• WHAT IS REQUIRED
Repeat every record below exactly, but leave out any pictures.

• DATA SHOWN

-------------------------

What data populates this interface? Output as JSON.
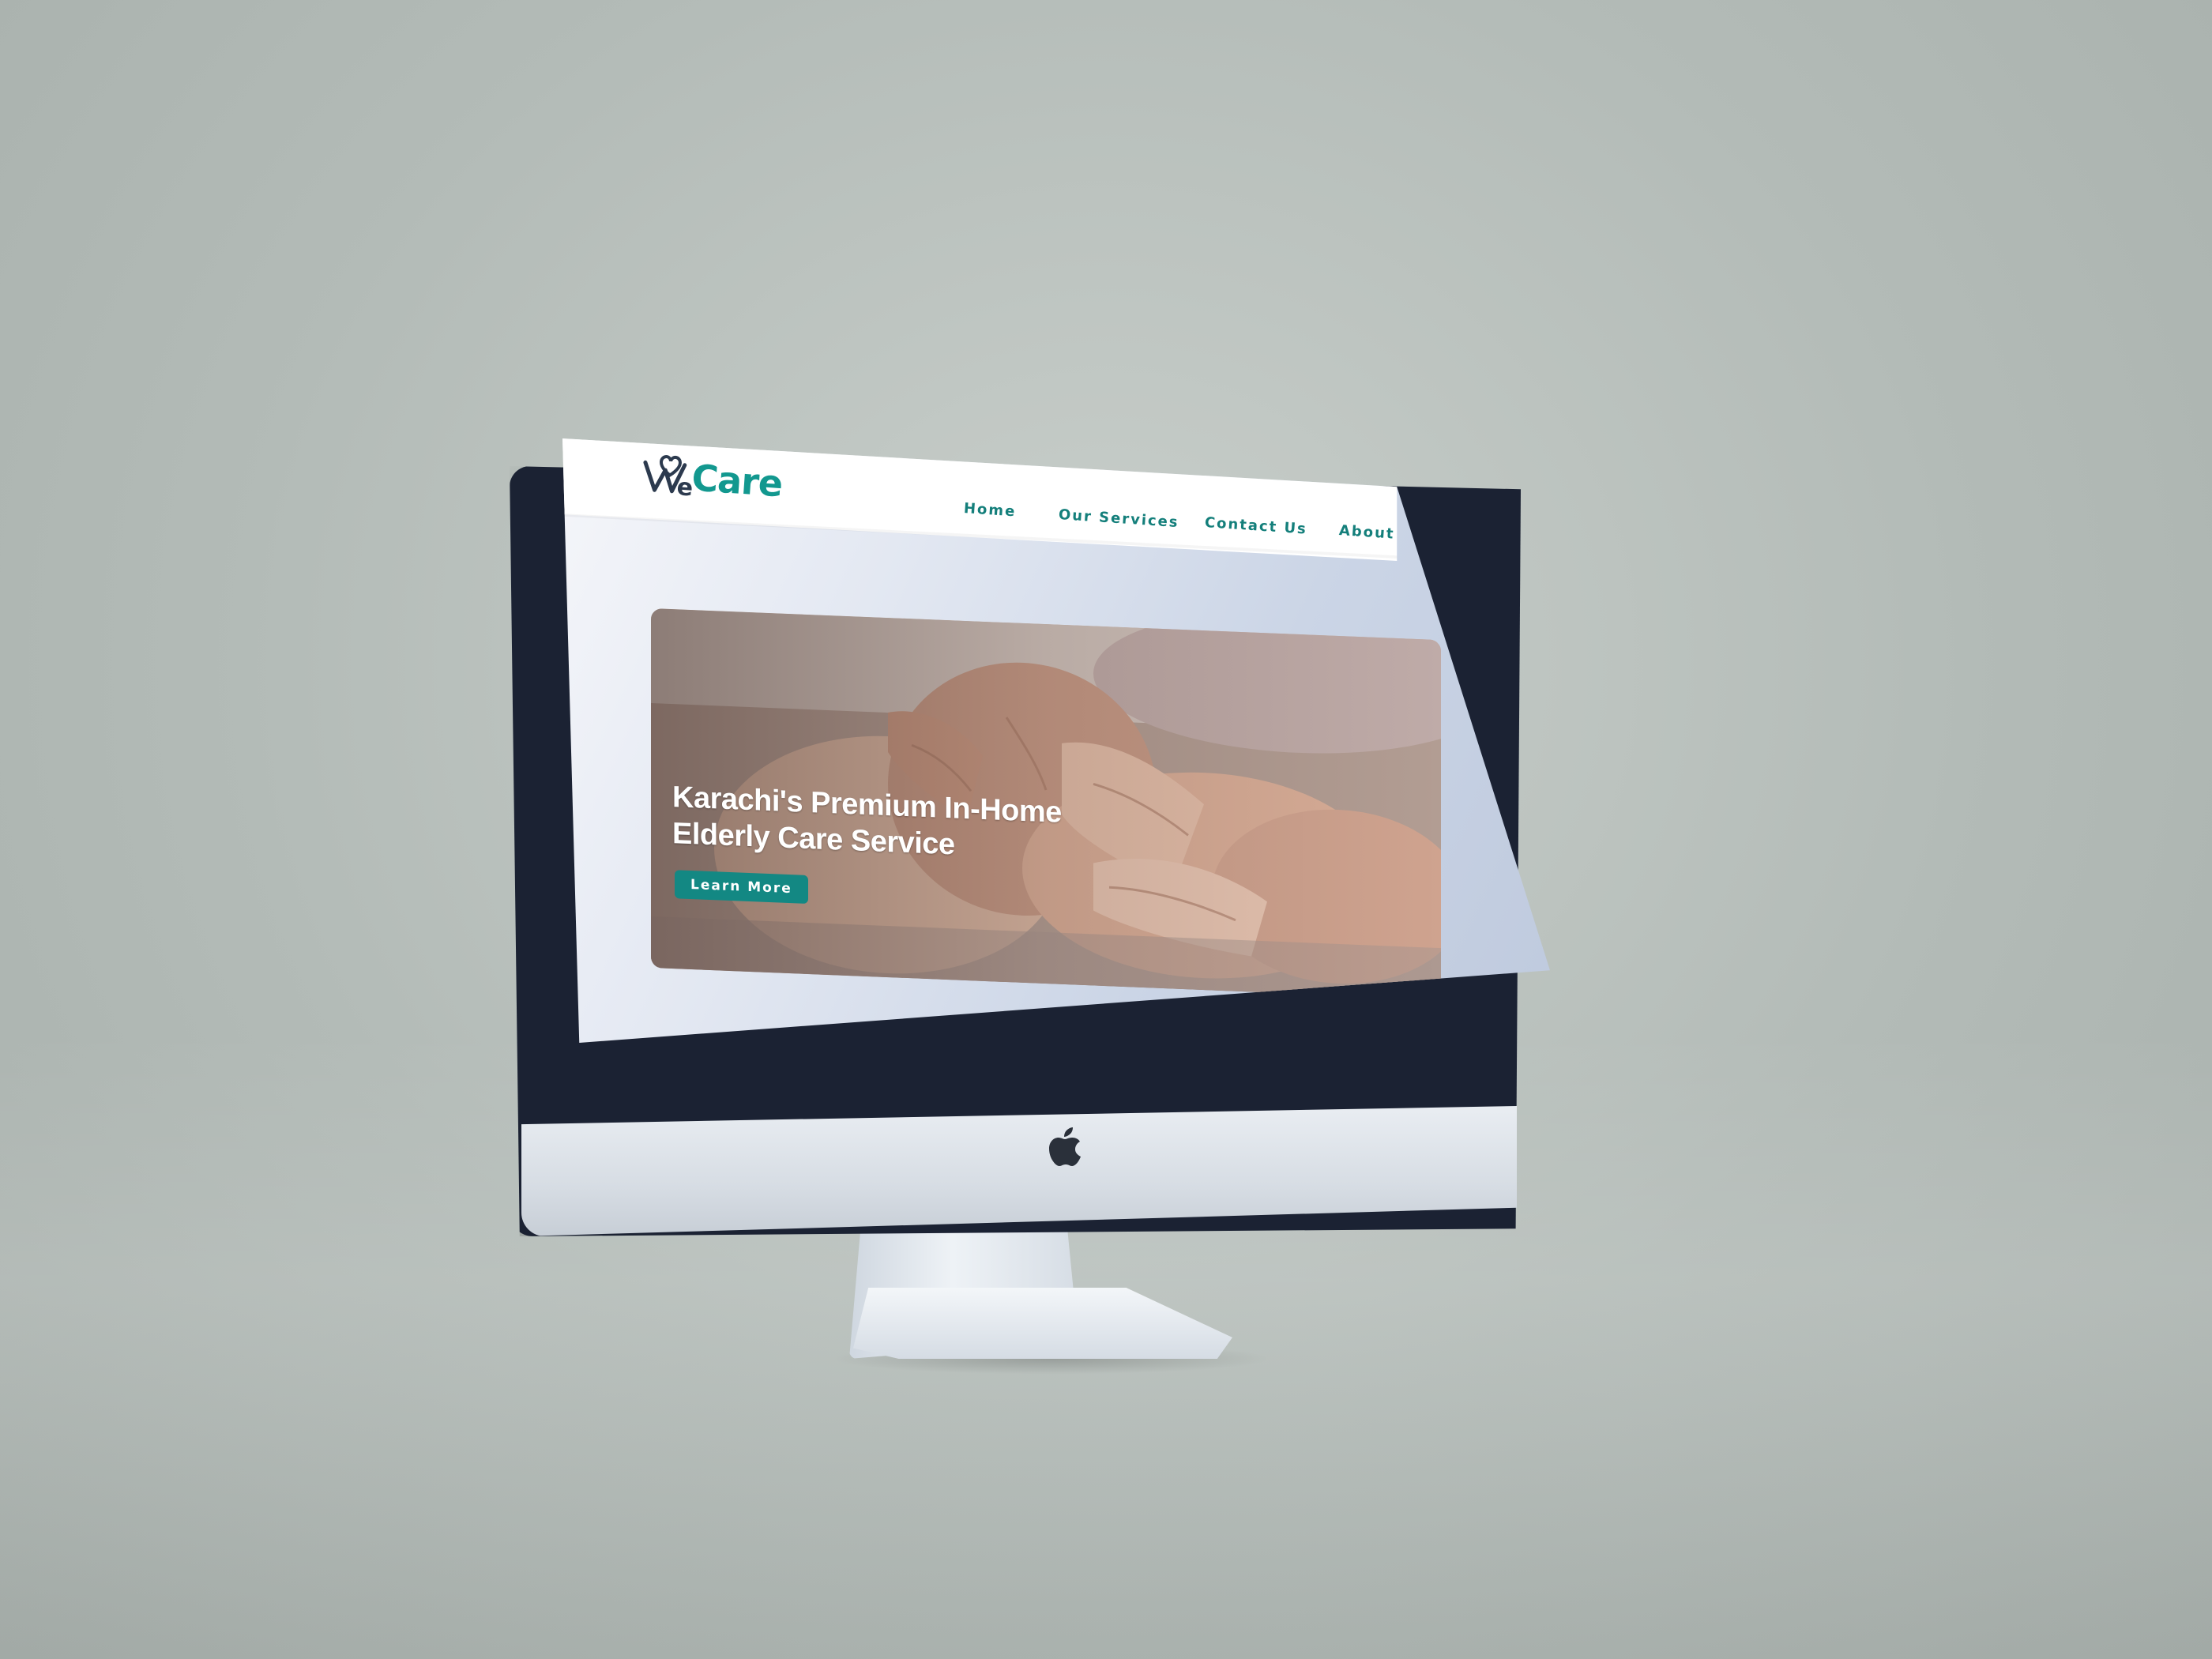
{
  "brand": {
    "logo_prefix": "W",
    "logo_main": "e",
    "logo_care": "Care",
    "logo_dark": "#2c3a4e",
    "logo_teal": "#12988f"
  },
  "nav": {
    "items": [
      {
        "label": "Home"
      },
      {
        "label": "Our Services"
      },
      {
        "label": "Contact Us"
      },
      {
        "label": "About"
      }
    ],
    "color": "#147f7b"
  },
  "hero": {
    "title": "Karachi's Premium In-Home Elderly Care Service",
    "cta_label": "Learn More",
    "cta_color": "#138883"
  },
  "device": {
    "apple_logo": "apple-icon"
  }
}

-------------------------

• SOLUTION
What data populates this interface? Output as JSON.
{
  "brand": {
    "logo_prefix": "W",
    "logo_main": "e",
    "logo_care": "Care",
    "logo_dark": "#2c3a4e",
    "logo_teal": "#12988f"
  },
  "nav": {
    "items": [
      {
        "label": "Home"
      },
      {
        "label": "Our Services"
      },
      {
        "label": "Contact Us"
      },
      {
        "label": "About"
      }
    ],
    "color": "#147f7b"
  },
  "hero": {
    "title": "Karachi's Premium In-Home Elderly Care Service",
    "cta_label": "Learn More",
    "cta_color": "#138883"
  },
  "device": {
    "apple_logo": "apple-icon"
  }
}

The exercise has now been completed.